**WHAT NEEDS TO BE DONE**
Restate the complete material exactly.

**LISTED RECORDS**
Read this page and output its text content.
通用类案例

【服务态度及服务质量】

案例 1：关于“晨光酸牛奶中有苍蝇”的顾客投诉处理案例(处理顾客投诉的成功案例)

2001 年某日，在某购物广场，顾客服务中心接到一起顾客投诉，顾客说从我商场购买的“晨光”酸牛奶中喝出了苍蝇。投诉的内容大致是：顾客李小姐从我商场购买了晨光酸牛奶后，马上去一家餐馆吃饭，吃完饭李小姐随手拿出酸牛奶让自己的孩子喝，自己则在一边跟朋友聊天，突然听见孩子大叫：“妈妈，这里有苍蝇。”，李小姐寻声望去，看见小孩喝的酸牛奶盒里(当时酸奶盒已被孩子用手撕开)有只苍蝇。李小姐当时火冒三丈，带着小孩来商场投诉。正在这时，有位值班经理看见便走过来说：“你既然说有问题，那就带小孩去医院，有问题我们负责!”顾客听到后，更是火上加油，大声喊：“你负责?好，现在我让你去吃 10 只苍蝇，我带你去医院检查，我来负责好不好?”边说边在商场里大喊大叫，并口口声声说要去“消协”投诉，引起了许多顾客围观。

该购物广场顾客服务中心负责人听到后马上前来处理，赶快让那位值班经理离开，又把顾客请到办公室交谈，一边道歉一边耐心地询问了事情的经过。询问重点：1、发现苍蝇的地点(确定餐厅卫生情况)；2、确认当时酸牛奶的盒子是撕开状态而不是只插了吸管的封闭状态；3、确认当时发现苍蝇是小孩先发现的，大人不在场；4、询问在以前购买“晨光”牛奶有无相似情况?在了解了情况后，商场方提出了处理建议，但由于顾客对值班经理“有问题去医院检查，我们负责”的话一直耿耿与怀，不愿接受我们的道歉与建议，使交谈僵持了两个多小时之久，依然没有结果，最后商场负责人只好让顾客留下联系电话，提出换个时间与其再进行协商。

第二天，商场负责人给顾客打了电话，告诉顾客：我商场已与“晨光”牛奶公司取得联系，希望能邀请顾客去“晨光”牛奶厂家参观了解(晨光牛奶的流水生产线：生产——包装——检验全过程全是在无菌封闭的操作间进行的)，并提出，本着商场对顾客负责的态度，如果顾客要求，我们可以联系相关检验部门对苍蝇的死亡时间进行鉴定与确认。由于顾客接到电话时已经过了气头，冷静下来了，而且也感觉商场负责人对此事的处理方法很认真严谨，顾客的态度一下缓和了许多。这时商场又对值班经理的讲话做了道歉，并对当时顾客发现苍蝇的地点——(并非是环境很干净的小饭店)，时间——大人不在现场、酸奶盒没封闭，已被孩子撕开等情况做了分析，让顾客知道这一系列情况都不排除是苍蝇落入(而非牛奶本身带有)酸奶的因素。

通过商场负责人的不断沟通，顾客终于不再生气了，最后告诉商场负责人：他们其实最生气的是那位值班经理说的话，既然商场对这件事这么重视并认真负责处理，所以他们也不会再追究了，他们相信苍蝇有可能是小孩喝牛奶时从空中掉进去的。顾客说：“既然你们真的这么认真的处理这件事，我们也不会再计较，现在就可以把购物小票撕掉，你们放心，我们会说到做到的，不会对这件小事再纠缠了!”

**OUTPUT OF THE EXERCISE**
Read this page and output its text content.
通用类案例

【服务态度及服务质量】

案例 1：关于“晨光酸牛奶中有苍蝇”的顾客投诉处理案例(处理顾客投诉的成功案例)

2001 年某日，在某购物广场，顾客服务中心接到一起顾客投诉，顾客说从我商场购买的“晨光”酸牛奶中喝出了苍蝇。投诉的内容大致是：顾客李小姐从我商场购买了晨光酸牛奶后，马上去一家餐馆吃饭，吃完饭李小姐随手拿出酸牛奶让自己的孩子喝，自己则在一边跟朋友聊天，突然听见孩子大叫：“妈妈，这里有苍蝇。”，李小姐寻声望去，看见小孩喝的酸牛奶盒里(当时酸奶盒已被孩子用手撕开)有只苍蝇。李小姐当时火冒三丈，带着小孩来商场投诉。正在这时，有位值班经理看见便走过来说：“你既然说有问题，那就带小孩去医院，有问题我们负责!”顾客听到后，更是火上加油，大声喊：“你负责?好，现在我让你去吃 10 只苍蝇，我带你去医院检查，我来负责好不好?”边说边在商场里大喊大叫，并口口声声说要去“消协”投诉，引起了许多顾客围观。

该购物广场顾客服务中心负责人听到后马上前来处理，赶快让那位值班经理离开，又把顾客请到办公室交谈，一边道歉一边耐心地询问了事情的经过。询问重点：1、发现苍蝇的地点(确定餐厅卫生情况)；2、确认当时酸牛奶的盒子是撕开状态而不是只插了吸管的封闭状态；3、确认当时发现苍蝇是小孩先发现的，大人不在场；4、询问在以前购买“晨光”牛奶有无相似情况?在了解了情况后，商场方提出了处理建议，但由于顾客对值班经理“有问题去医院检查，我们负责”的话一直耿耿与怀，不愿接受我们的道歉与建议，使交谈僵持了两个多小时之久，依然没有结果，最后商场负责人只好让顾客留下联系电话，提出换个时间与其再进行协商。

第二天，商场负责人给顾客打了电话，告诉顾客：我商场已与“晨光”牛奶公司取得联系，希望能邀请顾客去“晨光”牛奶厂家参观了解(晨光牛奶的流水生产线：生产——包装——检验全过程全是在无菌封闭的操作间进行的)，并提出，本着商场对顾客负责的态度，如果顾客要求，我们可以联系相关检验部门对苍蝇的死亡时间进行鉴定与确认。由于顾客接到电话时已经过了气头，冷静下来了，而且也感觉商场负责人对此事的处理方法很认真严谨，顾客的态度一下缓和了许多。这时商场又对值班经理的讲话做了道歉，并对当时顾客发现苍蝇的地点——(并非是环境很干净的小饭店)，时间——大人不在现场、酸奶盒没封闭，已被孩子撕开等情况做了分析，让顾客知道这一系列情况都不排除是苍蝇落入(而非牛奶本身带有)酸奶的因素。

通过商场负责人的不断沟通，顾客终于不再生气了，最后告诉商场负责人：他们其实最生气的是那位值班经理说的话，既然商场对这件事这么重视并认真负责处理，所以他们也不会再追究了，他们相信苍蝇有可能是小孩喝牛奶时从空中掉进去的。顾客说：“既然你们真的这么认真的处理这件事，我们也不会再计较，现在就可以把购物小票撕掉，你们放心，我们会说到做到的，不会对这件小事再纠缠了!”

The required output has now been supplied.